## Exercise
From the listing that follows, output everything exactly except the pictures.

## Provided information
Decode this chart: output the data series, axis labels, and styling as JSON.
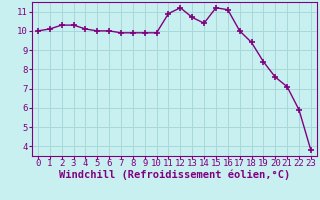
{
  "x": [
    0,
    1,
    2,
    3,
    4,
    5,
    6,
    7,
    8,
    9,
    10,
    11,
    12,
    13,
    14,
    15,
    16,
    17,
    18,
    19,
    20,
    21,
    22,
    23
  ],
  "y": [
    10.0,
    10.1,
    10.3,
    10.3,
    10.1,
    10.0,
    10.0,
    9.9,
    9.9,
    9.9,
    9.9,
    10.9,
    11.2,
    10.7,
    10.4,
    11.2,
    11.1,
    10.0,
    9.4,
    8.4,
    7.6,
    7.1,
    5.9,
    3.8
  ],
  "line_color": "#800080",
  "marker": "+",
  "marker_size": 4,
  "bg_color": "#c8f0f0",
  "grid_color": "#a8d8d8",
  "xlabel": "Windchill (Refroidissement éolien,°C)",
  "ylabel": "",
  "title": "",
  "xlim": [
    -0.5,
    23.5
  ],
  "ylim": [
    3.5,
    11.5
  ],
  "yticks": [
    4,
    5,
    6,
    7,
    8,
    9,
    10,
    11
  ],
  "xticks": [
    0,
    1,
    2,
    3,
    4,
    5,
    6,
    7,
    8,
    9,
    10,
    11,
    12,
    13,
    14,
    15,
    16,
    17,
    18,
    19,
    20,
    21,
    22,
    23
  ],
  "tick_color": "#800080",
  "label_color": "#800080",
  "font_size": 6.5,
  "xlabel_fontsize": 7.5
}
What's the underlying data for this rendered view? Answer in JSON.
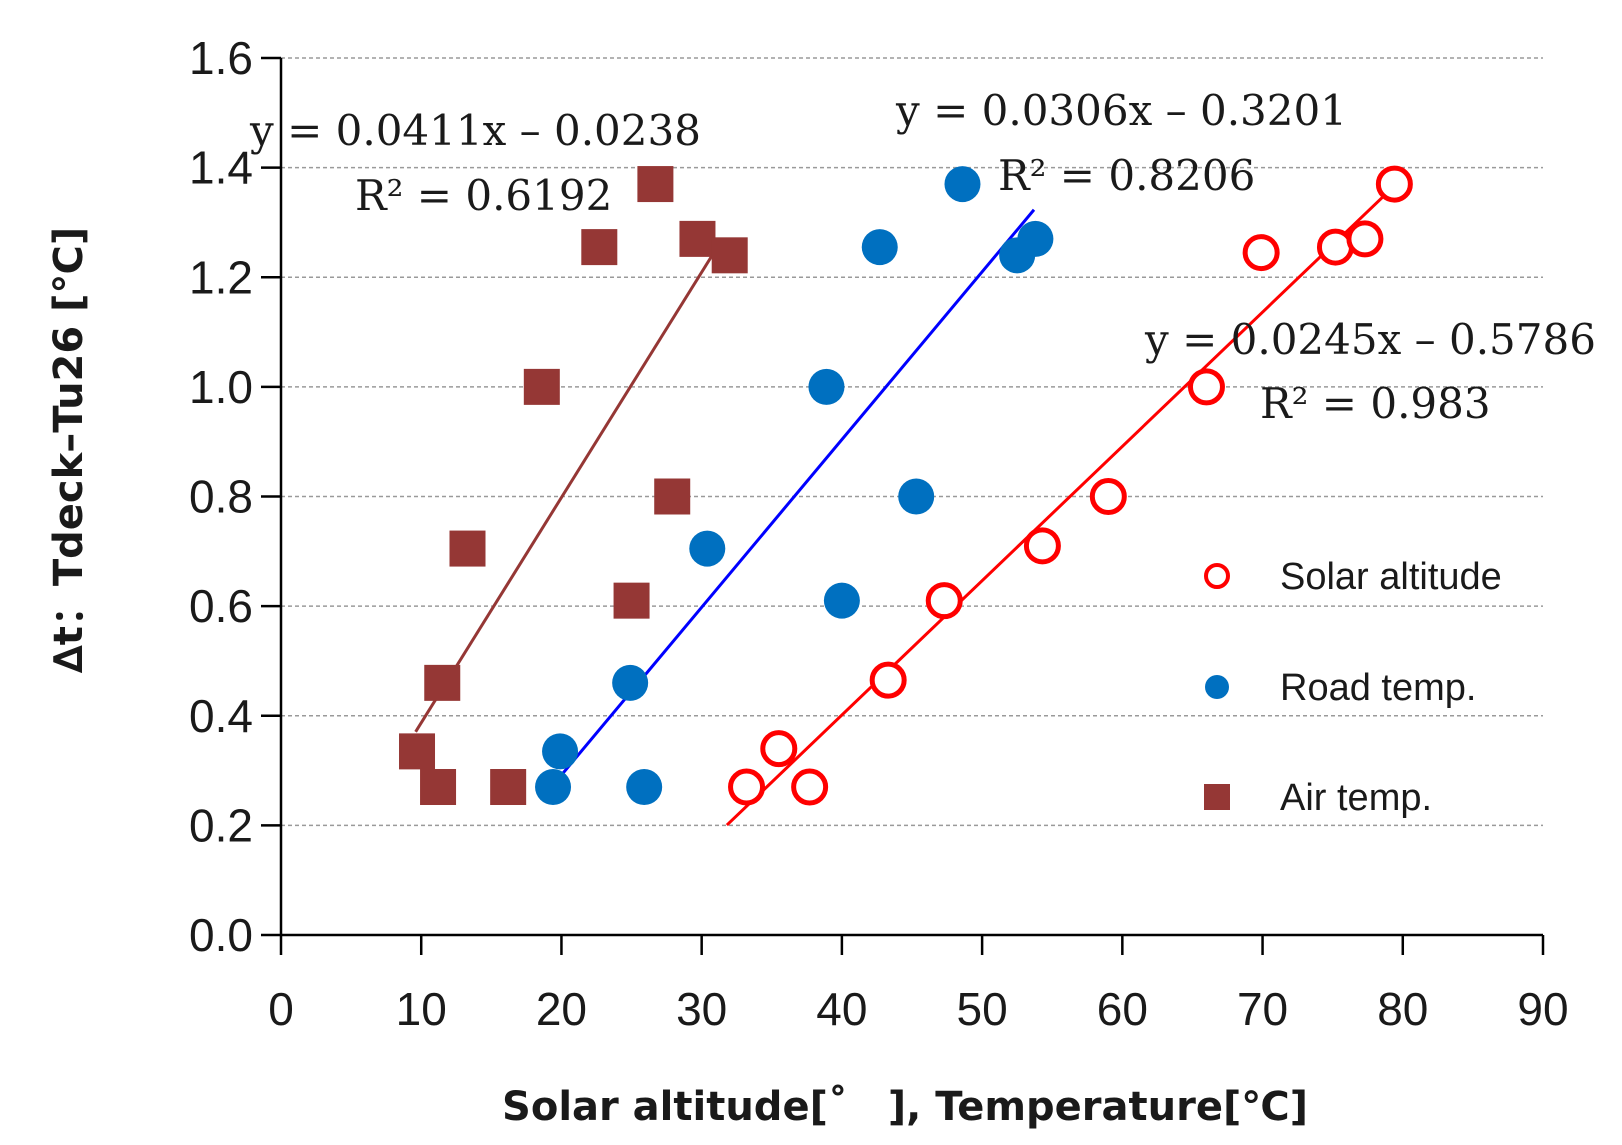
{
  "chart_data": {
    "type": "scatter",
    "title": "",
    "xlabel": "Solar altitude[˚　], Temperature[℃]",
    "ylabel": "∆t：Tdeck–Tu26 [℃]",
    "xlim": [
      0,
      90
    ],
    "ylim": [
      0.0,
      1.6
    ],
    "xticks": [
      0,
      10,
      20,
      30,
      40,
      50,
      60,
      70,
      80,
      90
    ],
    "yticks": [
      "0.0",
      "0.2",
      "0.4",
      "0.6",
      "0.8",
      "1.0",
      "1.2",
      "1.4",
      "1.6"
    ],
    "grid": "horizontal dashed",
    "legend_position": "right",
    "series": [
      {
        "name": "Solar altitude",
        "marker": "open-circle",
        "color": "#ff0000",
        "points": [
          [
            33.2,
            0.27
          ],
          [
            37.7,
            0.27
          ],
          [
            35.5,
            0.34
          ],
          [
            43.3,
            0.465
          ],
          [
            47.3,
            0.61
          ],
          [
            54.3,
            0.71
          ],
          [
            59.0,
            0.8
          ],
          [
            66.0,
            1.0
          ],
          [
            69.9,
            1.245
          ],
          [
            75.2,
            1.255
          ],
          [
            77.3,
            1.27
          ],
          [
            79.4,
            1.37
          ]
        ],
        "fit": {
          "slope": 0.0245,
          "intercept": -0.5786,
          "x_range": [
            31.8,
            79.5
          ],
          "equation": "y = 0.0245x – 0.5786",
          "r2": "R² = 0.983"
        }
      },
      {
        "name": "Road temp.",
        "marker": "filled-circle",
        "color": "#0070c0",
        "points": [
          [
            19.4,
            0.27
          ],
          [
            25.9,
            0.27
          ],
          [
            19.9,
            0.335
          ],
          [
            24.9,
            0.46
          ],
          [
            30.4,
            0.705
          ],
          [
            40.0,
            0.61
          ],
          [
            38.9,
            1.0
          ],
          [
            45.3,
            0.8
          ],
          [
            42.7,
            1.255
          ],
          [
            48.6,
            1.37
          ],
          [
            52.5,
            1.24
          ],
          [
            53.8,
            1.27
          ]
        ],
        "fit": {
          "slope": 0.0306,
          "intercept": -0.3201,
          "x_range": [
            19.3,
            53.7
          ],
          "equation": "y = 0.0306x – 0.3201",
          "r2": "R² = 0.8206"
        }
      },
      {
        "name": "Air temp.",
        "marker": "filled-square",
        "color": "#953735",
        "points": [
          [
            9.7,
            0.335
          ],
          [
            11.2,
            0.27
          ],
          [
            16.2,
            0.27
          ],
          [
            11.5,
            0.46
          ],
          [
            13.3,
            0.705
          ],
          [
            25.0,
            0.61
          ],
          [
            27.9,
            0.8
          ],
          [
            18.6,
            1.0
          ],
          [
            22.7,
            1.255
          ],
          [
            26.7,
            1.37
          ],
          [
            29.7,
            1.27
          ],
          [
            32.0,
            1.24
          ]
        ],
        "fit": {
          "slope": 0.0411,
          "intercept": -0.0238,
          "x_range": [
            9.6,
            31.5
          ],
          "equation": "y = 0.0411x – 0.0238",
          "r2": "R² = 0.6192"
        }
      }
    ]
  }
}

## Solution
Decode this chart: output the data series, axis labels, and styling as JSON.
{
  "x": [
    0,
    1,
    2,
    3,
    4,
    5,
    6,
    7,
    8,
    9,
    10,
    11,
    12,
    13,
    14,
    15,
    16,
    17,
    18,
    19,
    20,
    21,
    22,
    23
  ],
  "y": [
    10.0,
    10.1,
    10.3,
    10.3,
    10.1,
    10.0,
    10.0,
    9.9,
    9.9,
    9.9,
    9.9,
    10.9,
    11.2,
    10.7,
    10.4,
    11.2,
    11.1,
    10.0,
    9.4,
    8.4,
    7.6,
    7.1,
    5.9,
    3.8
  ],
  "line_color": "#800080",
  "marker": "+",
  "marker_size": 4,
  "bg_color": "#c8f0f0",
  "grid_color": "#a8d8d8",
  "xlabel": "Windchill (Refroidissement éolien,°C)",
  "ylabel": "",
  "title": "",
  "xlim": [
    -0.5,
    23.5
  ],
  "ylim": [
    3.5,
    11.5
  ],
  "yticks": [
    4,
    5,
    6,
    7,
    8,
    9,
    10,
    11
  ],
  "xticks": [
    0,
    1,
    2,
    3,
    4,
    5,
    6,
    7,
    8,
    9,
    10,
    11,
    12,
    13,
    14,
    15,
    16,
    17,
    18,
    19,
    20,
    21,
    22,
    23
  ],
  "tick_color": "#800080",
  "label_color": "#800080",
  "font_size": 6.5,
  "xlabel_fontsize": 7.5
}
What's the underlying data for this rendered view? Answer in JSON.
{
  "chart_data": {
    "type": "scatter",
    "title": "",
    "xlabel": "Solar altitude[˚　], Temperature[℃]",
    "ylabel": "∆t：Tdeck–Tu26 [℃]",
    "xlim": [
      0,
      90
    ],
    "ylim": [
      0.0,
      1.6
    ],
    "xticks": [
      0,
      10,
      20,
      30,
      40,
      50,
      60,
      70,
      80,
      90
    ],
    "yticks": [
      "0.0",
      "0.2",
      "0.4",
      "0.6",
      "0.8",
      "1.0",
      "1.2",
      "1.4",
      "1.6"
    ],
    "grid": "horizontal dashed",
    "legend_position": "right",
    "series": [
      {
        "name": "Solar altitude",
        "marker": "open-circle",
        "color": "#ff0000",
        "points": [
          [
            33.2,
            0.27
          ],
          [
            37.7,
            0.27
          ],
          [
            35.5,
            0.34
          ],
          [
            43.3,
            0.465
          ],
          [
            47.3,
            0.61
          ],
          [
            54.3,
            0.71
          ],
          [
            59.0,
            0.8
          ],
          [
            66.0,
            1.0
          ],
          [
            69.9,
            1.245
          ],
          [
            75.2,
            1.255
          ],
          [
            77.3,
            1.27
          ],
          [
            79.4,
            1.37
          ]
        ],
        "fit": {
          "slope": 0.0245,
          "intercept": -0.5786,
          "x_range": [
            31.8,
            79.5
          ],
          "equation": "y = 0.0245x – 0.5786",
          "r2": "R² = 0.983"
        }
      },
      {
        "name": "Road temp.",
        "marker": "filled-circle",
        "color": "#0070c0",
        "points": [
          [
            19.4,
            0.27
          ],
          [
            25.9,
            0.27
          ],
          [
            19.9,
            0.335
          ],
          [
            24.9,
            0.46
          ],
          [
            30.4,
            0.705
          ],
          [
            40.0,
            0.61
          ],
          [
            38.9,
            1.0
          ],
          [
            45.3,
            0.8
          ],
          [
            42.7,
            1.255
          ],
          [
            48.6,
            1.37
          ],
          [
            52.5,
            1.24
          ],
          [
            53.8,
            1.27
          ]
        ],
        "fit": {
          "slope": 0.0306,
          "intercept": -0.3201,
          "x_range": [
            19.3,
            53.7
          ],
          "equation": "y = 0.0306x – 0.3201",
          "r2": "R² = 0.8206"
        }
      },
      {
        "name": "Air temp.",
        "marker": "filled-square",
        "color": "#953735",
        "points": [
          [
            9.7,
            0.335
          ],
          [
            11.2,
            0.27
          ],
          [
            16.2,
            0.27
          ],
          [
            11.5,
            0.46
          ],
          [
            13.3,
            0.705
          ],
          [
            25.0,
            0.61
          ],
          [
            27.9,
            0.8
          ],
          [
            18.6,
            1.0
          ],
          [
            22.7,
            1.255
          ],
          [
            26.7,
            1.37
          ],
          [
            29.7,
            1.27
          ],
          [
            32.0,
            1.24
          ]
        ],
        "fit": {
          "slope": 0.0411,
          "intercept": -0.0238,
          "x_range": [
            9.6,
            31.5
          ],
          "equation": "y = 0.0411x – 0.0238",
          "r2": "R² = 0.6192"
        }
      }
    ]
  }
}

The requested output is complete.